**Instruction**:
Copy these lines word for word, leaving out the pictures.
====
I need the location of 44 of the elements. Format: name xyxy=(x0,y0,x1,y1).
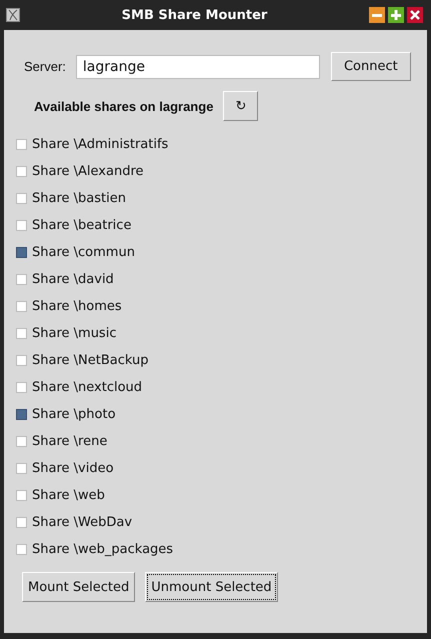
share-label[interactable]: Share \web xyxy=(32,488,105,503)
shares-heading: Available shares on lagrange xyxy=(34,98,214,114)
checkbox[interactable] xyxy=(16,193,27,204)
maximize-icon[interactable] xyxy=(388,7,404,23)
share-label[interactable]: Share \Alexandre xyxy=(32,164,144,179)
unmount-button[interactable]: Unmount Selected xyxy=(145,572,278,602)
checkbox[interactable] xyxy=(16,409,27,420)
checkbox[interactable] xyxy=(16,274,27,285)
checkbox[interactable] xyxy=(16,328,27,339)
share-label[interactable]: Share \david xyxy=(32,272,114,287)
mount-button[interactable]: Mount Selected xyxy=(22,572,136,602)
window-title: SMB Share Mounter xyxy=(120,8,268,22)
checkbox[interactable] xyxy=(16,166,27,177)
checkbox[interactable] xyxy=(16,463,27,474)
checkbox[interactable] xyxy=(16,220,27,231)
checkbox[interactable] xyxy=(16,247,27,258)
checkbox[interactable] xyxy=(16,139,27,150)
share-label[interactable]: Share \commun xyxy=(32,245,135,260)
share-label[interactable]: Share \Administratifs xyxy=(32,137,168,152)
checkbox[interactable] xyxy=(16,301,27,312)
share-label[interactable]: Share \WebDav xyxy=(32,515,132,530)
checkbox[interactable] xyxy=(16,355,27,366)
checkbox[interactable] xyxy=(16,382,27,393)
share-label[interactable]: Share \nextcloud xyxy=(32,380,142,395)
close-icon[interactable] xyxy=(407,7,423,23)
share-label[interactable]: Share \rene xyxy=(32,434,108,449)
server-label: Server: xyxy=(24,59,66,74)
share-label[interactable]: Share \bastien xyxy=(32,191,126,206)
app-icon xyxy=(6,8,20,22)
share-label[interactable]: Share \music xyxy=(32,326,116,341)
share-label[interactable]: Share \web_packages xyxy=(32,542,174,557)
checkbox[interactable] xyxy=(16,490,27,501)
share-label[interactable]: Share \NetBackup xyxy=(32,353,148,368)
minimize-icon[interactable] xyxy=(369,7,385,23)
connect-button[interactable]: Connect xyxy=(330,52,411,81)
share-label[interactable]: Share \beatrice xyxy=(32,218,132,233)
checkbox[interactable] xyxy=(16,517,27,528)
share-label[interactable]: Share \photo xyxy=(32,407,116,422)
checkbox[interactable] xyxy=(16,436,27,447)
checkbox[interactable] xyxy=(16,544,27,555)
share-label[interactable]: Share \homes xyxy=(32,299,122,314)
refresh-button[interactable]: ↻ xyxy=(223,91,258,121)
server-field[interactable]: lagrange xyxy=(76,54,320,78)
share-label[interactable]: Share \video xyxy=(32,461,114,476)
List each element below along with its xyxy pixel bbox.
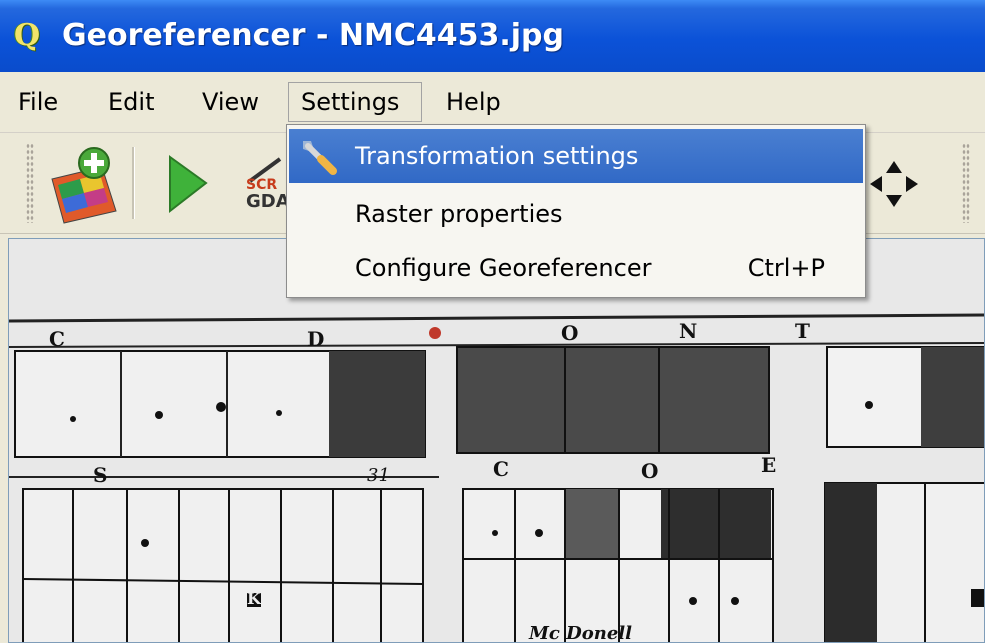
toolbar-grip-right[interactable] [962,143,970,223]
add-raster-button[interactable] [44,141,124,225]
window-title: Georeferencer - NMC4453.jpg [62,18,564,53]
menu-item-raster-properties[interactable]: Raster properties [289,187,863,241]
settings-dropdown: Transformation settings Raster propertie… [286,124,866,298]
map-label-o: O [561,321,579,345]
map-label-o2: O [641,459,659,483]
pan-arrows-icon [870,161,918,207]
map-handwriting-name: Mc Donell [529,623,632,643]
map-label-e: E [761,453,777,477]
menu-item-configure-georeferencer[interactable]: Configure Georeferencer Ctrl+P [289,241,863,295]
start-georeferencing-button[interactable] [150,141,230,225]
add-raster-icon [51,147,117,224]
menu-view[interactable]: View [202,82,259,122]
map-label-c: C [49,327,65,351]
menu-file[interactable]: File [18,82,58,122]
qgis-logo-icon[interactable]: Q [14,18,46,54]
pan-button[interactable] [862,141,926,225]
scanned-map-image [9,239,984,642]
menu-edit[interactable]: Edit [108,82,154,122]
menu-settings[interactable]: Settings [288,82,422,122]
start-georeferencing-icon [169,155,208,214]
map-label-d: D [307,327,325,351]
map-canvas[interactable]: C D O N T S C O E K 31 Mc Donell [8,238,985,643]
map-label-k: K [247,589,261,608]
title-bar: Q Georeferencer - NMC4453.jpg [0,0,985,72]
raster-properties-label: Raster properties [355,200,563,228]
toolbar-grip[interactable] [26,143,34,223]
configure-shortcut: Ctrl+P [747,254,825,282]
menu-help[interactable]: Help [446,82,501,122]
wrench-icon [303,141,337,175]
map-label-s: S [93,463,108,487]
toolbar-separator [132,147,135,219]
transformation-settings-label: Transformation settings [355,142,639,170]
gdal-script-button[interactable]: SCR GDA [236,141,290,225]
map-handwriting-31: 31 [367,465,390,486]
gdal-script-icon: SCR [246,157,282,193]
gdal-label: GDA [246,191,290,212]
map-label-t: T [795,319,810,343]
configure-georeferencer-label: Configure Georeferencer [355,254,652,282]
map-label-n: N [679,319,698,343]
map-label-c2: C [493,457,509,481]
menu-item-transformation-settings[interactable]: Transformation settings [289,129,863,183]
====
**Task result**:
I need the location of 44 of the elements. Format: name xyxy=(x0,y0,x1,y1).
share-label[interactable]: Share \web xyxy=(32,488,105,503)
shares-heading: Available shares on lagrange xyxy=(34,98,214,114)
checkbox[interactable] xyxy=(16,193,27,204)
maximize-icon[interactable] xyxy=(388,7,404,23)
share-label[interactable]: Share \Alexandre xyxy=(32,164,144,179)
unmount-button[interactable]: Unmount Selected xyxy=(145,572,278,602)
checkbox[interactable] xyxy=(16,409,27,420)
checkbox[interactable] xyxy=(16,274,27,285)
checkbox[interactable] xyxy=(16,328,27,339)
share-label[interactable]: Share \david xyxy=(32,272,114,287)
mount-button[interactable]: Mount Selected xyxy=(22,572,136,602)
window-title: SMB Share Mounter xyxy=(120,8,268,22)
checkbox[interactable] xyxy=(16,166,27,177)
checkbox[interactable] xyxy=(16,463,27,474)
checkbox[interactable] xyxy=(16,220,27,231)
checkbox[interactable] xyxy=(16,247,27,258)
checkbox[interactable] xyxy=(16,139,27,150)
share-label[interactable]: Share \commun xyxy=(32,245,135,260)
share-label[interactable]: Share \Administratifs xyxy=(32,137,168,152)
checkbox[interactable] xyxy=(16,301,27,312)
share-label[interactable]: Share \WebDav xyxy=(32,515,132,530)
checkbox[interactable] xyxy=(16,355,27,366)
checkbox[interactable] xyxy=(16,382,27,393)
share-label[interactable]: Share \nextcloud xyxy=(32,380,142,395)
close-icon[interactable] xyxy=(407,7,423,23)
share-label[interactable]: Share \rene xyxy=(32,434,108,449)
server-label: Server: xyxy=(24,59,66,74)
share-label[interactable]: Share \bastien xyxy=(32,191,126,206)
app-icon xyxy=(6,8,20,22)
share-label[interactable]: Share \music xyxy=(32,326,116,341)
share-label[interactable]: Share \web_packages xyxy=(32,542,174,557)
checkbox[interactable] xyxy=(16,490,27,501)
share-label[interactable]: Share \NetBackup xyxy=(32,353,148,368)
minimize-icon[interactable] xyxy=(369,7,385,23)
connect-button[interactable]: Connect xyxy=(330,52,411,81)
share-label[interactable]: Share \beatrice xyxy=(32,218,132,233)
checkbox[interactable] xyxy=(16,517,27,528)
share-label[interactable]: Share \photo xyxy=(32,407,116,422)
checkbox[interactable] xyxy=(16,436,27,447)
checkbox[interactable] xyxy=(16,544,27,555)
share-label[interactable]: Share \homes xyxy=(32,299,122,314)
refresh-button[interactable]: ↻ xyxy=(223,91,258,121)
server-field[interactable]: lagrange xyxy=(76,54,320,78)
share-label[interactable]: Share \video xyxy=(32,461,114,476)
List each element below along with its xyxy pixel bbox.
toolbar-grip-right[interactable] [962,143,970,223]
add-raster-button[interactable] [44,141,124,225]
window-title: Georeferencer - NMC4453.jpg [62,18,564,53]
menu-item-raster-properties[interactable]: Raster properties [289,187,863,241]
settings-dropdown: Transformation settings Raster propertie… [286,124,866,298]
map-label-o: O [561,321,579,345]
map-label-o2: O [641,459,659,483]
pan-arrows-icon [870,161,918,207]
map-handwriting-name: Mc Donell [529,623,632,643]
map-label-e: E [761,453,777,477]
menu-item-configure-georeferencer[interactable]: Configure Georeferencer Ctrl+P [289,241,863,295]
start-georeferencing-button[interactable] [150,141,230,225]
add-raster-icon [51,147,117,224]
menu-view[interactable]: View [202,82,259,122]
map-label-c: C [49,327,65,351]
menu-file[interactable]: File [18,82,58,122]
qgis-logo-icon[interactable]: Q [14,18,46,54]
pan-button[interactable] [862,141,926,225]
scanned-map-image [9,239,984,642]
menu-edit[interactable]: Edit [108,82,154,122]
menu-settings[interactable]: Settings [288,82,422,122]
start-georeferencing-icon [169,155,208,214]
map-label-d: D [307,327,325,351]
map-canvas[interactable]: C D O N T S C O E K 31 Mc Donell [8,238,985,643]
map-label-k: K [247,589,261,608]
title-bar: Q Georeferencer - NMC4453.jpg [0,0,985,72]
raster-properties-label: Raster properties [355,200,563,228]
toolbar-grip[interactable] [26,143,34,223]
configure-shortcut: Ctrl+P [747,254,825,282]
menu-help[interactable]: Help [446,82,501,122]
wrench-icon [303,141,337,175]
map-label-s: S [93,463,108,487]
toolbar-separator [132,147,135,219]
transformation-settings-label: Transformation settings [355,142,639,170]
gdal-script-button[interactable]: SCR GDA [236,141,290,225]
map-handwriting-31: 31 [367,465,390,486]
gdal-script-icon: SCR [246,157,282,193]
gdal-label: GDA [246,191,290,212]
map-label-t: T [795,319,810,343]
configure-georeferencer-label: Configure Georeferencer [355,254,652,282]
map-label-n: N [679,319,698,343]
map-label-c2: C [493,457,509,481]
menu-item-transformation-settings[interactable]: Transformation settings [289,129,863,183]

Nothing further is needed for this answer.